*EXERCISE TASK:*
In the following material, identify every line holding the string "مدیریت" and return it.

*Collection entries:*

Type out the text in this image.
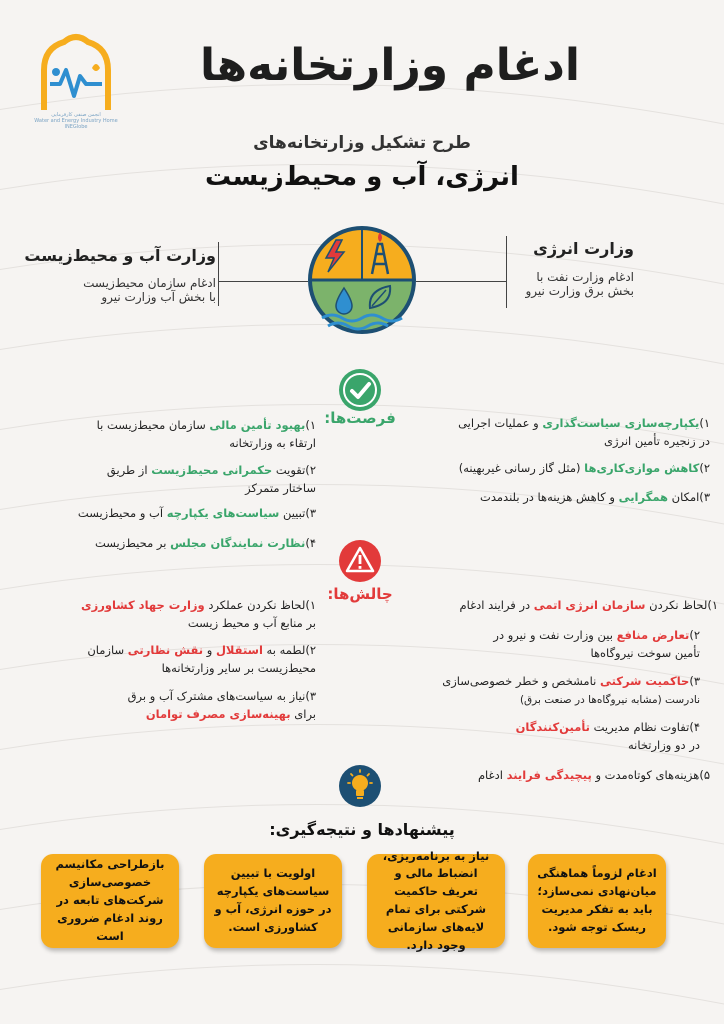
انجمن صنفی کارفرمایی
Water and Energy Industry Home INEGlobe
ادغام وزارتخانه‌ها
طرح تشکیل وزارتخانه‌های
انرژی، آب و محیط‌زیست
وزارت انرژی
ادغام وزارت نفت با
بخش برق وزارت نیرو
وزارت آب و محیط‌زیست
ادغام سازمان محیط‌زیست
با بخش آب وزارت نیرو
فرصت‌ها:	۱)یکپارچه‌سازی سیاست‌گذاری و عملیات اجرایی
در زنجیره تأمین انرژی
۲)کاهش موازی‌کاری‌ها (مثل گاز رسانی غیربهینه)
۳)امکان همگرایی و کاهش هزینه‌ها در بلندمدت
۱)بهبود تأمین مالی سازمان محیط‌زیست با
ارتقاء به وزارتخانه
۲)تقویت حکمرانی محیط‌زیست از طریق
ساختار متمرکز
۳)تبیین سیاست‌های یکپارچه آب و محیط‌زیست
۴)نظارت نمایندگان مجلس بر محیط‌زیست
چالش‌ها:
۱)لحاظ نکردن سازمان انرژی اتمی در فرایند ادغام
۲)تعارض منافع بین وزارت نفت و نیرو در
تأمین سوخت نیروگاه‌ها
۳)حاکمیت شرکتی نامشخص و خطر خصوصی‌سازی
نادرست (مشابه نیروگاه‌ها در صنعت برق)
۴)تفاوت نظام مدیریت تأمین‌کنندگان
در دو وزارتخانه
۵)هزینه‌های کوتاه‌مدت و پیچیدگی فرایند ادغام
۱)لحاظ نکردن عملکرد وزارت جهاد کشاورزی
بر منابع آب و محیط زیست
۲)لطمه به استقلال و نقش نظارتی سازمان
محیط‌زیست بر سایر وزارتخانه‌ها
۳)نیاز به سیاست‌های مشترک آب و برق
برای بهینه‌سازی مصرف توامان
پیشنهادها و نتیجه‌گیری:
ادغام لزوماً هماهنگی میان‌نهادی نمی‌سازد؛ باید به تفکر مدیریت ریسک توجه شود.
نیاز به برنامه‌ریزی، انضباط مالی و تعریف حاکمیت شرکتی برای تمام لایه‌های سازمانی وجود دارد.
اولویت با تبیین سیاست‌های یکپارچه در حوزه انرژی، آب و کشاورزی است.
بازطراحی مکانیسم خصوصی‌سازی شرکت‌های تابعه در روند ادغام ضروری است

*WRITTEN SOLUTION:*
۴)تفاوت نظام مدیریت تأمین‌کنندگان
ادغام لزوماً هماهنگی میان‌نهادی نمی‌سازد؛ باید به تفکر مدیریت ریسک توجه شود.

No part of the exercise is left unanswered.